## Begin Task inputs
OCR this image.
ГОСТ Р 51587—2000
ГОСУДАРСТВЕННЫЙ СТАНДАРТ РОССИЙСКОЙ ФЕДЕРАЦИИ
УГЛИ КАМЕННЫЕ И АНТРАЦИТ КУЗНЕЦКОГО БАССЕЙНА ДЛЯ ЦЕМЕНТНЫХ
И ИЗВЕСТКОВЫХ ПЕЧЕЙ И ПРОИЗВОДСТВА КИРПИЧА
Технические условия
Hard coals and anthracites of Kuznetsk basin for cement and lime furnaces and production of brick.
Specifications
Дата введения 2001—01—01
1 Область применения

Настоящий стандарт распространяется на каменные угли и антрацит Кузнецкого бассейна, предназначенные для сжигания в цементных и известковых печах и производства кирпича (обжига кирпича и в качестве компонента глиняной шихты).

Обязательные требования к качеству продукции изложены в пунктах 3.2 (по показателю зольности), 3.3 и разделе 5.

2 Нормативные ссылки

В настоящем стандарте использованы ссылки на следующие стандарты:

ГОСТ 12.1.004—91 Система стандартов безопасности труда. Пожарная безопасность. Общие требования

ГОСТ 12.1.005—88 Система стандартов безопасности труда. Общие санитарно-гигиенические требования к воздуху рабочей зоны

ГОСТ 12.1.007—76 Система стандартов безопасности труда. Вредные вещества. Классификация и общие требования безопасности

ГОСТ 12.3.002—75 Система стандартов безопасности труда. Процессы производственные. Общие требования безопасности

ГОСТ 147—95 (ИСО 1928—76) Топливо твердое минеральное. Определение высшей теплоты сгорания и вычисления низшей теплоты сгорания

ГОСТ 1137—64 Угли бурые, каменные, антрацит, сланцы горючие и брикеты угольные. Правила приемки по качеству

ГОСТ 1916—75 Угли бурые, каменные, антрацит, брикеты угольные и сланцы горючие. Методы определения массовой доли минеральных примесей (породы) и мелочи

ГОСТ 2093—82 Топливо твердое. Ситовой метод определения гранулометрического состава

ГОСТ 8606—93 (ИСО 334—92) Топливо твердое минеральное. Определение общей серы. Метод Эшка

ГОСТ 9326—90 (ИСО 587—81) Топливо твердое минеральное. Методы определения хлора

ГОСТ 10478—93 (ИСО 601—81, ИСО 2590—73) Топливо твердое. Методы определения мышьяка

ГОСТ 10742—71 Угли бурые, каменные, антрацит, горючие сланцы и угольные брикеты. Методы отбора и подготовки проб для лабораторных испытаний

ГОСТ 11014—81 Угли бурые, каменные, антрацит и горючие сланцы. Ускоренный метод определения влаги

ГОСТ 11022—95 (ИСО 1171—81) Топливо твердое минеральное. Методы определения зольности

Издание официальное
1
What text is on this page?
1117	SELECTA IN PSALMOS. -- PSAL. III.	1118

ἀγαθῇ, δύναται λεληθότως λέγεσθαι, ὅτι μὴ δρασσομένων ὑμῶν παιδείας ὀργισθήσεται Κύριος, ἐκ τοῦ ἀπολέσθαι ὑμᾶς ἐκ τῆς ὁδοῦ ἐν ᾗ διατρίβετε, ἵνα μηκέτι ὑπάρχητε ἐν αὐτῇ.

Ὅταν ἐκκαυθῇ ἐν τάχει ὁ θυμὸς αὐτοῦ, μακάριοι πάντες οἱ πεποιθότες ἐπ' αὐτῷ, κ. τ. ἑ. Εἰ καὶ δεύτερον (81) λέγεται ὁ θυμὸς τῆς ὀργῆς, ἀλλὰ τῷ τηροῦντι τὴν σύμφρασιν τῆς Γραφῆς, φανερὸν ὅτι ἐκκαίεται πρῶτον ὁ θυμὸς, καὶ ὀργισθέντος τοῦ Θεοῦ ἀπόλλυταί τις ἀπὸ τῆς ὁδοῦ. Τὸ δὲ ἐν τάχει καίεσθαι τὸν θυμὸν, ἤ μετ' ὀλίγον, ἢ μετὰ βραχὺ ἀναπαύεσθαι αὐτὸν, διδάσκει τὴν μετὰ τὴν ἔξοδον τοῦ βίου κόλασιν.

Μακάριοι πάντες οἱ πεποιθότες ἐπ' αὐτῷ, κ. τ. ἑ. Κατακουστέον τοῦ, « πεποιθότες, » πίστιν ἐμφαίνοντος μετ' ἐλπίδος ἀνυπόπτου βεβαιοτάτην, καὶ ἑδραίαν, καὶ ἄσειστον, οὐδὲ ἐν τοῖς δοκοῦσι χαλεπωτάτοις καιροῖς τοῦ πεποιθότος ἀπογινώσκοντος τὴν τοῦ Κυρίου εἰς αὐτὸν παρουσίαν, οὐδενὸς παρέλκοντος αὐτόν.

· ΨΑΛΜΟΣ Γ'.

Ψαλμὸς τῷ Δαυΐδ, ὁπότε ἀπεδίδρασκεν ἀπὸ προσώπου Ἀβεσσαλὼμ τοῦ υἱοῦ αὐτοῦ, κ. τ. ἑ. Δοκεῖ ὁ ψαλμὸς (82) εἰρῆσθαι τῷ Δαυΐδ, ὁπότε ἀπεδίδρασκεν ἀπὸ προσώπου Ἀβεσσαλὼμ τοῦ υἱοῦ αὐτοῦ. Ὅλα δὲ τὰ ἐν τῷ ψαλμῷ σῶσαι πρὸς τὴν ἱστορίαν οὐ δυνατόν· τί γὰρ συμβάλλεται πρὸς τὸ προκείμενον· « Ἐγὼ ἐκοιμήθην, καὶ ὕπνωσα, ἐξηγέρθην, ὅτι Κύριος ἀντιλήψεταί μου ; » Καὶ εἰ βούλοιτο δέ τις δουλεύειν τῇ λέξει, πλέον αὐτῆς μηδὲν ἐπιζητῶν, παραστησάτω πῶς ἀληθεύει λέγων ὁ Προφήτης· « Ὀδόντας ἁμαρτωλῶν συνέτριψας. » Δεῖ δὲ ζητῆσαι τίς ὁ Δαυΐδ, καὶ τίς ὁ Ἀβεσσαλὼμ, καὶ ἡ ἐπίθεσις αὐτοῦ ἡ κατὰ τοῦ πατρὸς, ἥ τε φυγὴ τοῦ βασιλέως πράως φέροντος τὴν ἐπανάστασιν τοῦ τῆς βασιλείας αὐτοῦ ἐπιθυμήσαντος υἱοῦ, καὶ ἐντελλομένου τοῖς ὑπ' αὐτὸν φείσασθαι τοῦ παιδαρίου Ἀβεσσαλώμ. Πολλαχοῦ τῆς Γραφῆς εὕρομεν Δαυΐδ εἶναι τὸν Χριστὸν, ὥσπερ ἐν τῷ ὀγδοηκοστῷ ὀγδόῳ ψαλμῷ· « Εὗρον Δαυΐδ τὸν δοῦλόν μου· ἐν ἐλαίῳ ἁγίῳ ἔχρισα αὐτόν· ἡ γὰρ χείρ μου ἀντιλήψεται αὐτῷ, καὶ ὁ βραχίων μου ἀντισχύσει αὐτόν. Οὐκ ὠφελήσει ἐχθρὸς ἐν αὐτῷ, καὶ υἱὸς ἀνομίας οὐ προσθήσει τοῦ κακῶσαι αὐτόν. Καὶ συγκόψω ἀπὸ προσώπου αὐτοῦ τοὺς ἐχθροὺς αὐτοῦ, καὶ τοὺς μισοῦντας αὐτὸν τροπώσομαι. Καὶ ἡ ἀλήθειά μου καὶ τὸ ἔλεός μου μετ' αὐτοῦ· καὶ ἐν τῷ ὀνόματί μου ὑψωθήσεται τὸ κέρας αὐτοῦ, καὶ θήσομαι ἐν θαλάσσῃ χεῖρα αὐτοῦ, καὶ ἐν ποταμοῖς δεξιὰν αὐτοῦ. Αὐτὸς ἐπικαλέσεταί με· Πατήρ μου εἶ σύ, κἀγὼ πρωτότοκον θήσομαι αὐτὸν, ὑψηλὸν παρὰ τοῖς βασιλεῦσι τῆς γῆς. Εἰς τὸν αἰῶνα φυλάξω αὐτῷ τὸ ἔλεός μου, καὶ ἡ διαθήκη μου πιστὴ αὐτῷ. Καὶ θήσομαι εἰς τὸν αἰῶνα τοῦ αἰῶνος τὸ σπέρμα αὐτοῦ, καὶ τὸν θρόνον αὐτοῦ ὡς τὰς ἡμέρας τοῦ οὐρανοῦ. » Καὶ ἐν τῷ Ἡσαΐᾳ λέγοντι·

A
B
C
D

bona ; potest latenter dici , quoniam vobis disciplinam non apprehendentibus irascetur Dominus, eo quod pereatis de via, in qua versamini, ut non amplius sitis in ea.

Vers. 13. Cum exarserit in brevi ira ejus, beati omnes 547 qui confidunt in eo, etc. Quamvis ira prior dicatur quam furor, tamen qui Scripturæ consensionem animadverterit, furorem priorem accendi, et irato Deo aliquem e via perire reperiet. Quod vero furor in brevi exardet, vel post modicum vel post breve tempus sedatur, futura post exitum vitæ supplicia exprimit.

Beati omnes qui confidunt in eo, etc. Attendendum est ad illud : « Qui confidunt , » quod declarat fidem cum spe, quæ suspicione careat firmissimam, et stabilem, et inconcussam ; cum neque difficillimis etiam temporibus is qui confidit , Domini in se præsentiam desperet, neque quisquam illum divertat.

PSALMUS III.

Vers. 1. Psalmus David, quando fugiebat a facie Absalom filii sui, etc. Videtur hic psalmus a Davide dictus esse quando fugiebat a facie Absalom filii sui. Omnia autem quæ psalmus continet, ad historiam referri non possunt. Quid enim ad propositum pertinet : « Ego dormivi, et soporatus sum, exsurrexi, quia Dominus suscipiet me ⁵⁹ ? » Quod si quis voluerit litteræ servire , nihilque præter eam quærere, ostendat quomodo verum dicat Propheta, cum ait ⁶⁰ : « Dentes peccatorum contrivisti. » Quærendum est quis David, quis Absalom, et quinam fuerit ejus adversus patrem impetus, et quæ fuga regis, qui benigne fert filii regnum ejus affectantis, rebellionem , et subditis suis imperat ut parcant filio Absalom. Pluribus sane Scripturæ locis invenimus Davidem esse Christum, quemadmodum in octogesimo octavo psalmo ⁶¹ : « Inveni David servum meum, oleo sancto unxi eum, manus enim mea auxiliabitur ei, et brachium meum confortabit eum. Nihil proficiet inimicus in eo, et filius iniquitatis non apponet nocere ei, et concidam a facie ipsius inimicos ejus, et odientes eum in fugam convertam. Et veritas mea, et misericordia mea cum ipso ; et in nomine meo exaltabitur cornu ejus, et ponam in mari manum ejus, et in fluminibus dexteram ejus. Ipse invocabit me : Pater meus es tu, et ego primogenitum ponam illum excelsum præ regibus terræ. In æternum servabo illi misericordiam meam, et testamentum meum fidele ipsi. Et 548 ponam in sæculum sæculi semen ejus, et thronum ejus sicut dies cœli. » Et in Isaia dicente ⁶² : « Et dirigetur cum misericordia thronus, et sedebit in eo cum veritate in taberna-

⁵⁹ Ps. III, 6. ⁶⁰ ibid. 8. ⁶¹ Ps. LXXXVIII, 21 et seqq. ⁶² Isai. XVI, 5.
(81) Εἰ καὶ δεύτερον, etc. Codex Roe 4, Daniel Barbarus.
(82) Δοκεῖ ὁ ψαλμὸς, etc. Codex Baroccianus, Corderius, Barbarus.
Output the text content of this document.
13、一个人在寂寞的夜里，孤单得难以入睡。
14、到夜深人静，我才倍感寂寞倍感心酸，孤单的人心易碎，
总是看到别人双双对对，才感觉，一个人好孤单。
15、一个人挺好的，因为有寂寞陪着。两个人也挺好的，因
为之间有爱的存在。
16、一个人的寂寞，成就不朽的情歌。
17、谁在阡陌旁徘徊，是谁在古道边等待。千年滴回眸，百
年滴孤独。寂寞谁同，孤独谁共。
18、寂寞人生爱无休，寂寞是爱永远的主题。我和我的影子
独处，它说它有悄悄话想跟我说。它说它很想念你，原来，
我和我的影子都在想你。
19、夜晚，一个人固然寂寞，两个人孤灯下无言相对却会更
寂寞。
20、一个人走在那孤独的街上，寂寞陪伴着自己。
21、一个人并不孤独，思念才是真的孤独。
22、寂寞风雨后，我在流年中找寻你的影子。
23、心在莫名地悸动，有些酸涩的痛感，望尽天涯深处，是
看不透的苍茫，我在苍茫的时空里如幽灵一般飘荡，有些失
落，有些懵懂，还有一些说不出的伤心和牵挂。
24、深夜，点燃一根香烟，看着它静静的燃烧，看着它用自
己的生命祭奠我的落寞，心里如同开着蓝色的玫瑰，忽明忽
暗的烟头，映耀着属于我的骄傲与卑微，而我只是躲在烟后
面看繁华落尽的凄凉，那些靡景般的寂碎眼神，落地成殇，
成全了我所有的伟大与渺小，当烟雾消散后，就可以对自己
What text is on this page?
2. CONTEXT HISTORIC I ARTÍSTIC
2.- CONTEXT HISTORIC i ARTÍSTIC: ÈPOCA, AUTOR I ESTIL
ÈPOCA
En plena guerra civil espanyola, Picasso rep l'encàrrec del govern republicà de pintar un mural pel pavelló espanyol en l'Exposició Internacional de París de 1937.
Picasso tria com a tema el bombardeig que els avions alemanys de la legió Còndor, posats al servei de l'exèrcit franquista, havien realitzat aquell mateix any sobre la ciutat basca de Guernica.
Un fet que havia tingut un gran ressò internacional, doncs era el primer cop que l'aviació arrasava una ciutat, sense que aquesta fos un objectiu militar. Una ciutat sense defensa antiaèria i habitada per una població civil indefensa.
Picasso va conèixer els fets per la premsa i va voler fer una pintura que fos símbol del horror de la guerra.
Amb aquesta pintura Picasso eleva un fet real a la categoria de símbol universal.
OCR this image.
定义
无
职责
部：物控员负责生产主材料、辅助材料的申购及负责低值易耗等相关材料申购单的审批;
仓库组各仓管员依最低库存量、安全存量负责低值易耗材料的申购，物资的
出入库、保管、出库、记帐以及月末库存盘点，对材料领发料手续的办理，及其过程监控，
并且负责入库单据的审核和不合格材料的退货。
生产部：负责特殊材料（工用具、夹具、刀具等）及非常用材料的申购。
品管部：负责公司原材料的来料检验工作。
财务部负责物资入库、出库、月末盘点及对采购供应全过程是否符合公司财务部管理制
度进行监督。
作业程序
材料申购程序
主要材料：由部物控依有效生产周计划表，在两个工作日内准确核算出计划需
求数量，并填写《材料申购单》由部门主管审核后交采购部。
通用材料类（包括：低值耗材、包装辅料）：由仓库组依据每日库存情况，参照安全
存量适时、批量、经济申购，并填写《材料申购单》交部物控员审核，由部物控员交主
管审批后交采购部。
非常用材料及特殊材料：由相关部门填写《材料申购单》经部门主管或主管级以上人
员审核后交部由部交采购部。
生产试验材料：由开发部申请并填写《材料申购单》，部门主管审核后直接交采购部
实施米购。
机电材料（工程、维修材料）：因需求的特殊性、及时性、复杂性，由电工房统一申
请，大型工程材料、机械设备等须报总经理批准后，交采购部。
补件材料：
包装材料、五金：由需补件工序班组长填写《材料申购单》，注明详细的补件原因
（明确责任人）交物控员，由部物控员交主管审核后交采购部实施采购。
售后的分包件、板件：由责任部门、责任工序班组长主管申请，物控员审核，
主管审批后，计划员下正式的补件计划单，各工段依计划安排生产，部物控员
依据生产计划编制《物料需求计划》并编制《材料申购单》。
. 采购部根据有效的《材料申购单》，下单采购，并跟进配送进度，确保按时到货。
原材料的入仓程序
## End Task inputs
**Written request**: Find the lines above that include the string "Определение" and copy them.

**Output**:
ГОСТ 147—95 (ИСО 1928—76) Топливо твердое минеральное. Определение высшей теплоты сгорания и вычисления низшей теплоты сгорания
ГОСТ 8606—93 (ИСО 334—92) Топливо твердое минеральное. Определение общей серы. Метод Эшка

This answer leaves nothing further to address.